#### DIRECTIONS FOR THIS TASK:
Reproduce the listing below in full and without alteration, apart from its pictures.
· · ·
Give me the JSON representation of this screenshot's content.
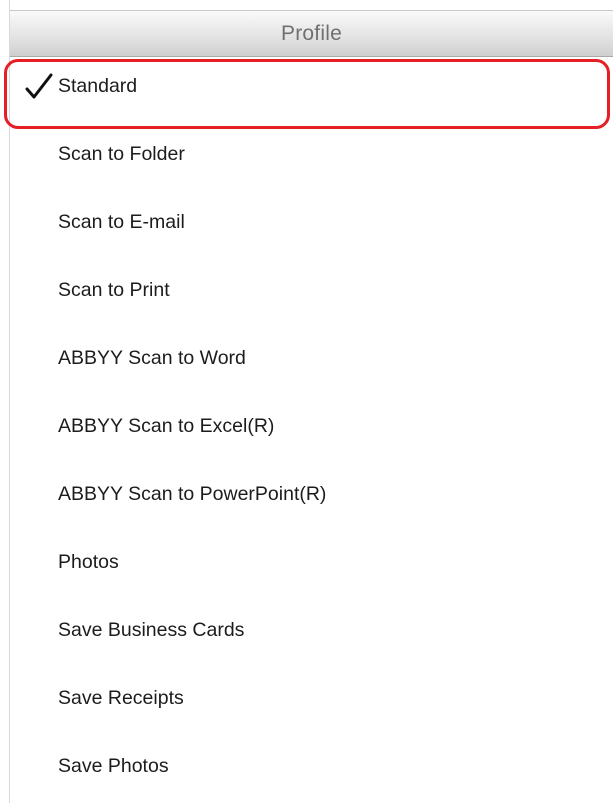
{
  "menu": {
    "header_title": "Profile",
    "selected_index": 0,
    "highlight_color": "#e41f25",
    "check_icon": "checkmark-icon",
    "items": [
      {
        "label": "Standard",
        "checked": true
      },
      {
        "label": "Scan to Folder",
        "checked": false
      },
      {
        "label": "Scan to E-mail",
        "checked": false
      },
      {
        "label": "Scan to Print",
        "checked": false
      },
      {
        "label": "ABBYY Scan to Word",
        "checked": false
      },
      {
        "label": "ABBYY Scan to Excel(R)",
        "checked": false
      },
      {
        "label": "ABBYY Scan to PowerPoint(R)",
        "checked": false
      },
      {
        "label": "Photos",
        "checked": false
      },
      {
        "label": "Save Business Cards",
        "checked": false
      },
      {
        "label": "Save Receipts",
        "checked": false
      },
      {
        "label": "Save Photos",
        "checked": false
      }
    ]
  }
}
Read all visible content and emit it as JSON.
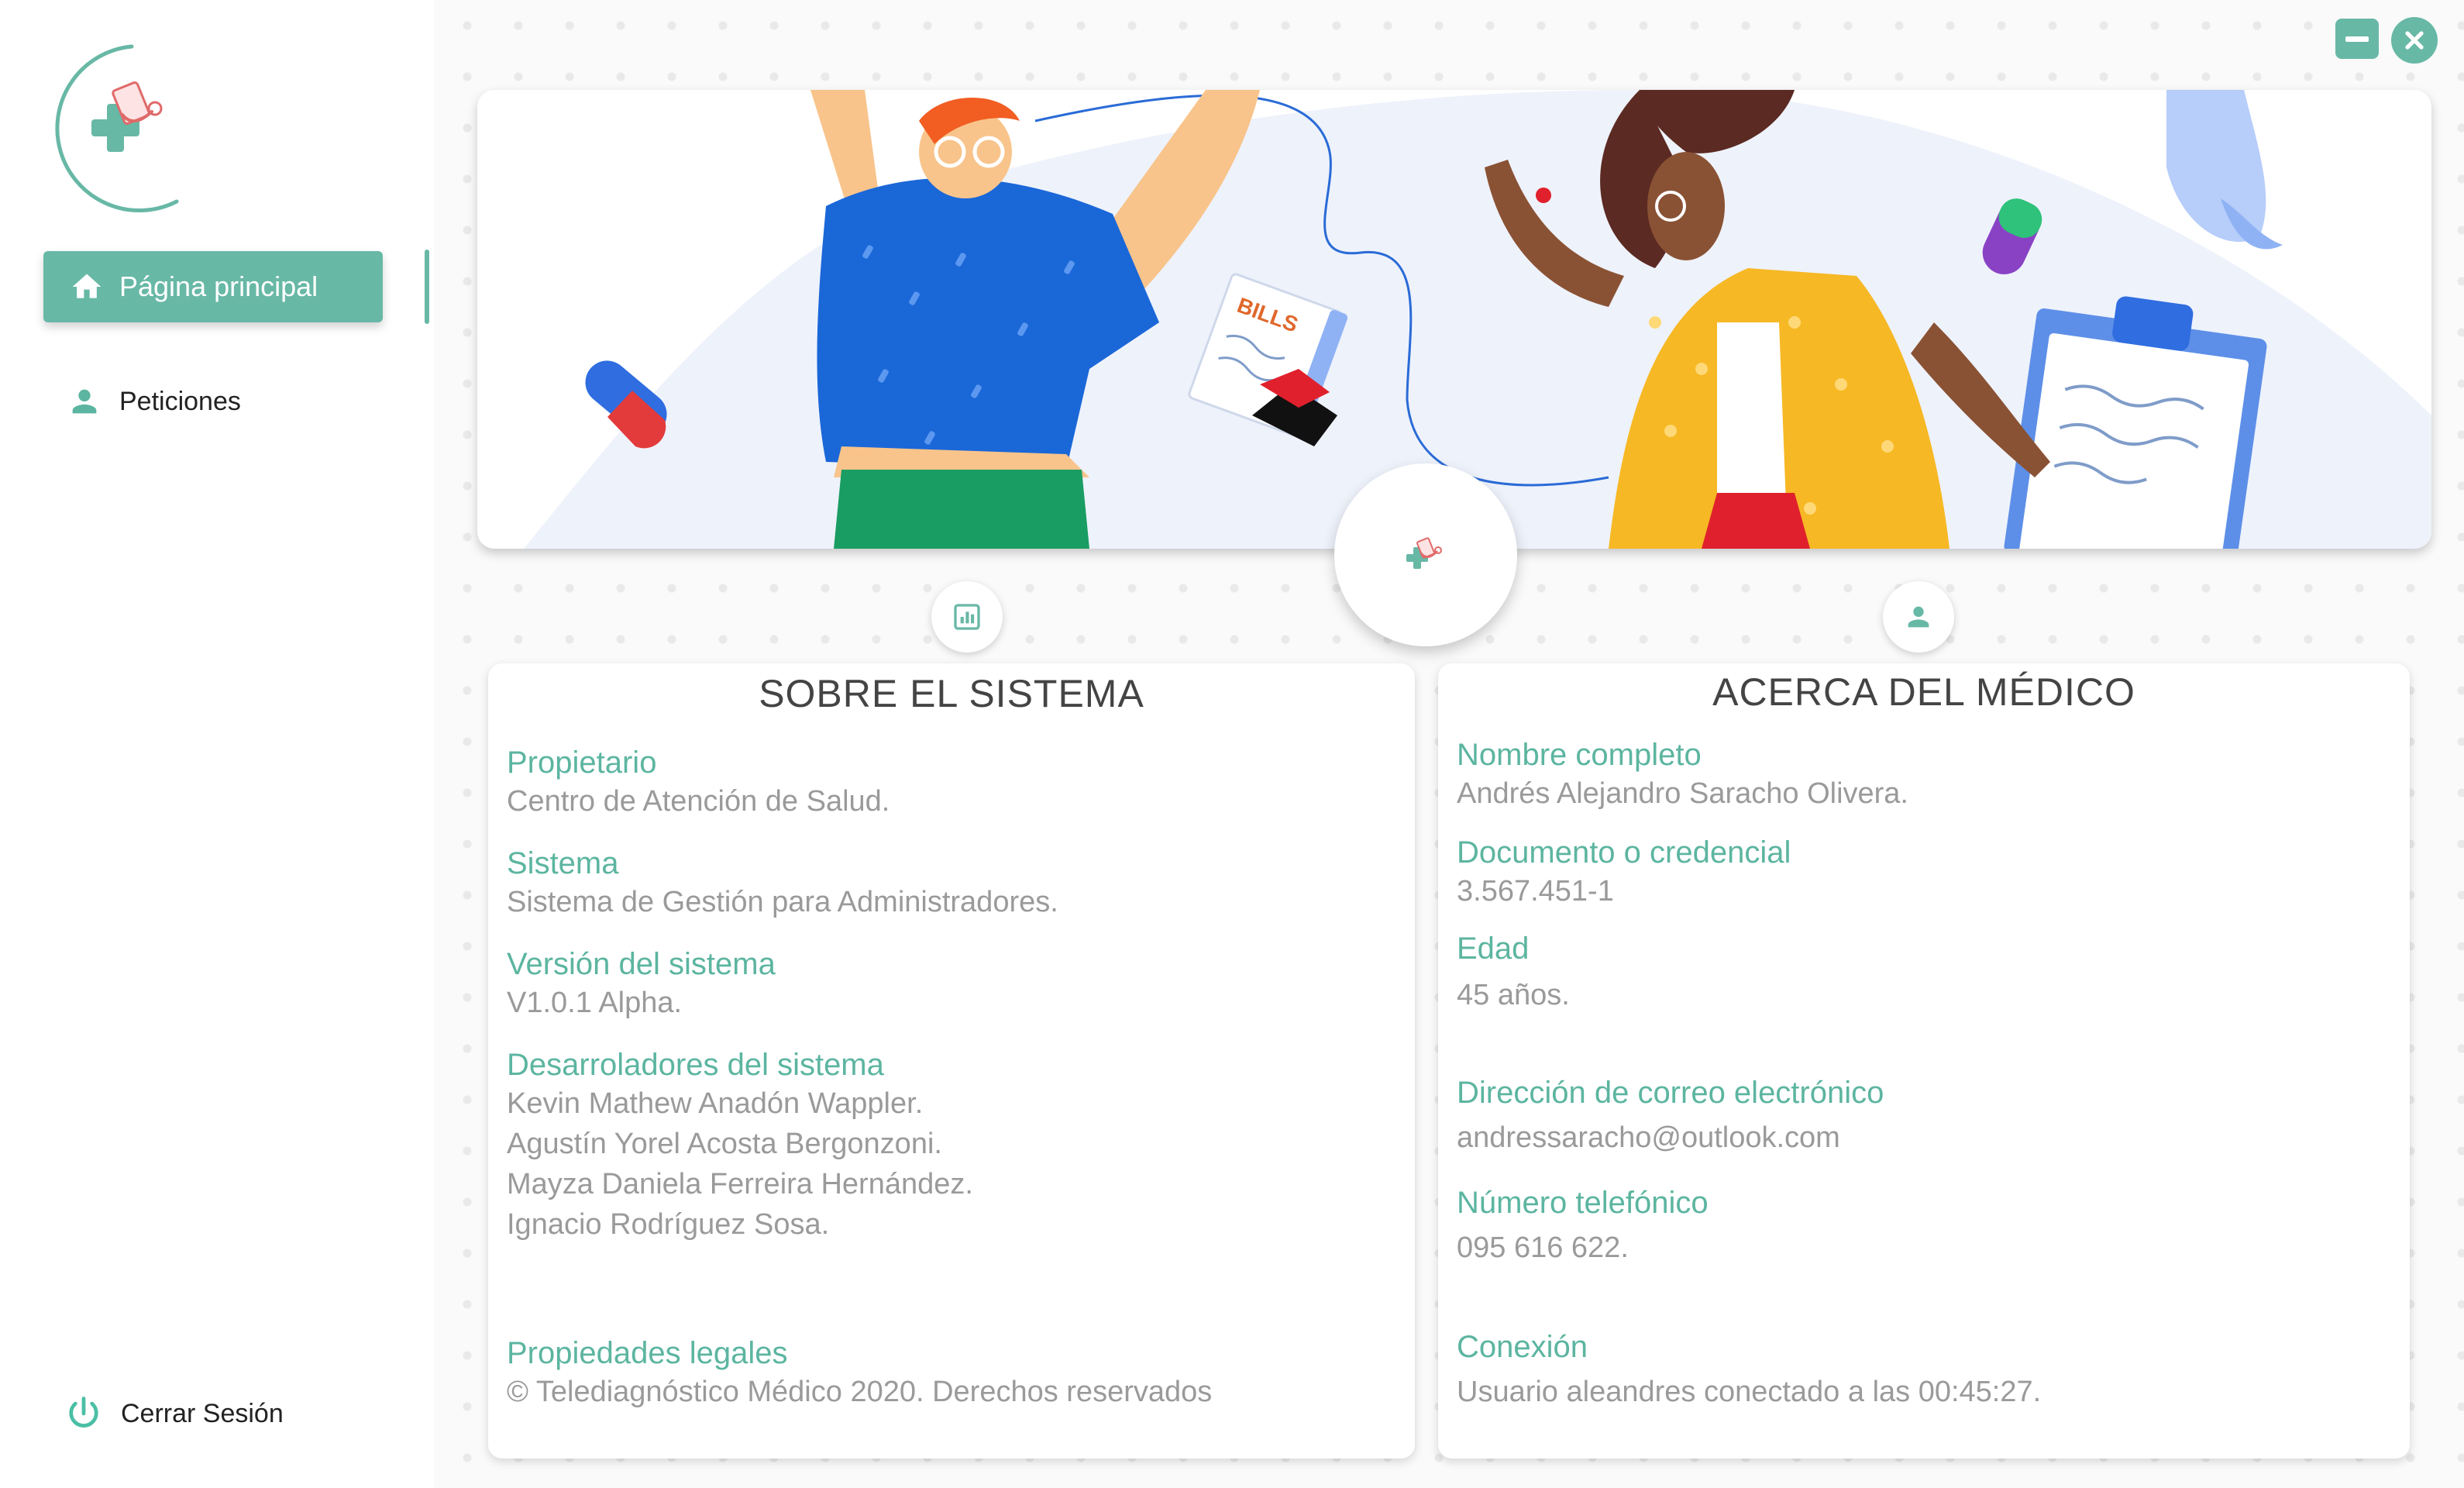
{
  "sidebar": {
    "nav_active_label": "Página principal",
    "nav_requests_label": "Peticiones",
    "logout_label": "Cerrar Sesión"
  },
  "window_controls": {
    "minimize_icon": "minimize-icon",
    "close_icon": "close-icon"
  },
  "about_system": {
    "title": "SOBRE EL SISTEMA",
    "owner_label": "Propietario",
    "owner_value": "Centro de Atención de Salud.",
    "system_label": "Sistema",
    "system_value": "Sistema de Gestión para Administradores.",
    "version_label": "Versión del sistema",
    "version_value": "V1.0.1 Alpha.",
    "devs_label": "Desarroladores del sistema",
    "devs": [
      "Kevin Mathew Anadón Wappler.",
      "Agustín Yorel Acosta Bergonzoni.",
      "Mayza Daniela Ferreira Hernández.",
      "Ignacio Rodríguez Sosa."
    ],
    "legal_label": "Propiedades legales",
    "legal_value": "© Telediagnóstico Médico 2020. Derechos reservados"
  },
  "about_doctor": {
    "title": "ACERCA DEL MÉDICO",
    "name_label": "Nombre completo",
    "name_value": "Andrés Alejandro Saracho Olivera.",
    "doc_label": "Documento o credencial",
    "doc_value": "3.567.451-1",
    "age_label": "Edad",
    "age_value": "45 años.",
    "email_label": "Dirección de correo electrónico",
    "email_value": "andressaracho@outlook.com",
    "phone_label": "Número telefónico",
    "phone_value": "095 616 622.",
    "connection_label": "Conexión",
    "connection_value": "Usuario aleandres conectado a las 00:45:27."
  },
  "banner": {
    "bills_text": "BILLS"
  },
  "colors": {
    "accent": "#68b8a6",
    "label_green": "#5cb5a0",
    "value_gray": "#9a9a9a",
    "title_gray": "#444444"
  }
}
· · ·
#### CORRECT RESULT:
Give me the JSON representation of this screenshot's content.
{
  "menu": {
    "header_title": "Profile",
    "selected_index": 0,
    "highlight_color": "#e41f25",
    "check_icon": "checkmark-icon",
    "items": [
      {
        "label": "Standard",
        "checked": true
      },
      {
        "label": "Scan to Folder",
        "checked": false
      },
      {
        "label": "Scan to E-mail",
        "checked": false
      },
      {
        "label": "Scan to Print",
        "checked": false
      },
      {
        "label": "ABBYY Scan to Word",
        "checked": false
      },
      {
        "label": "ABBYY Scan to Excel(R)",
        "checked": false
      },
      {
        "label": "ABBYY Scan to PowerPoint(R)",
        "checked": false
      },
      {
        "label": "Photos",
        "checked": false
      },
      {
        "label": "Save Business Cards",
        "checked": false
      },
      {
        "label": "Save Receipts",
        "checked": false
      },
      {
        "label": "Save Photos",
        "checked": false
      }
    ]
  }
}
Read all visible content and emit it as JSON.
{
  "sidebar": {
    "nav_active_label": "Página principal",
    "nav_requests_label": "Peticiones",
    "logout_label": "Cerrar Sesión"
  },
  "window_controls": {
    "minimize_icon": "minimize-icon",
    "close_icon": "close-icon"
  },
  "about_system": {
    "title": "SOBRE EL SISTEMA",
    "owner_label": "Propietario",
    "owner_value": "Centro de Atención de Salud.",
    "system_label": "Sistema",
    "system_value": "Sistema de Gestión para Administradores.",
    "version_label": "Versión del sistema",
    "version_value": "V1.0.1 Alpha.",
    "devs_label": "Desarroladores del sistema",
    "devs": [
      "Kevin Mathew Anadón Wappler.",
      "Agustín Yorel Acosta Bergonzoni.",
      "Mayza Daniela Ferreira Hernández.",
      "Ignacio Rodríguez Sosa."
    ],
    "legal_label": "Propiedades legales",
    "legal_value": "© Telediagnóstico Médico 2020. Derechos reservados"
  },
  "about_doctor": {
    "title": "ACERCA DEL MÉDICO",
    "name_label": "Nombre completo",
    "name_value": "Andrés Alejandro Saracho Olivera.",
    "doc_label": "Documento o credencial",
    "doc_value": "3.567.451-1",
    "age_label": "Edad",
    "age_value": "45 años.",
    "email_label": "Dirección de correo electrónico",
    "email_value": "andressaracho@outlook.com",
    "phone_label": "Número telefónico",
    "phone_value": "095 616 622.",
    "connection_label": "Conexión",
    "connection_value": "Usuario aleandres conectado a las 00:45:27."
  },
  "banner": {
    "bills_text": "BILLS"
  },
  "colors": {
    "accent": "#68b8a6",
    "label_green": "#5cb5a0",
    "value_gray": "#9a9a9a",
    "title_gray": "#444444"
  }
}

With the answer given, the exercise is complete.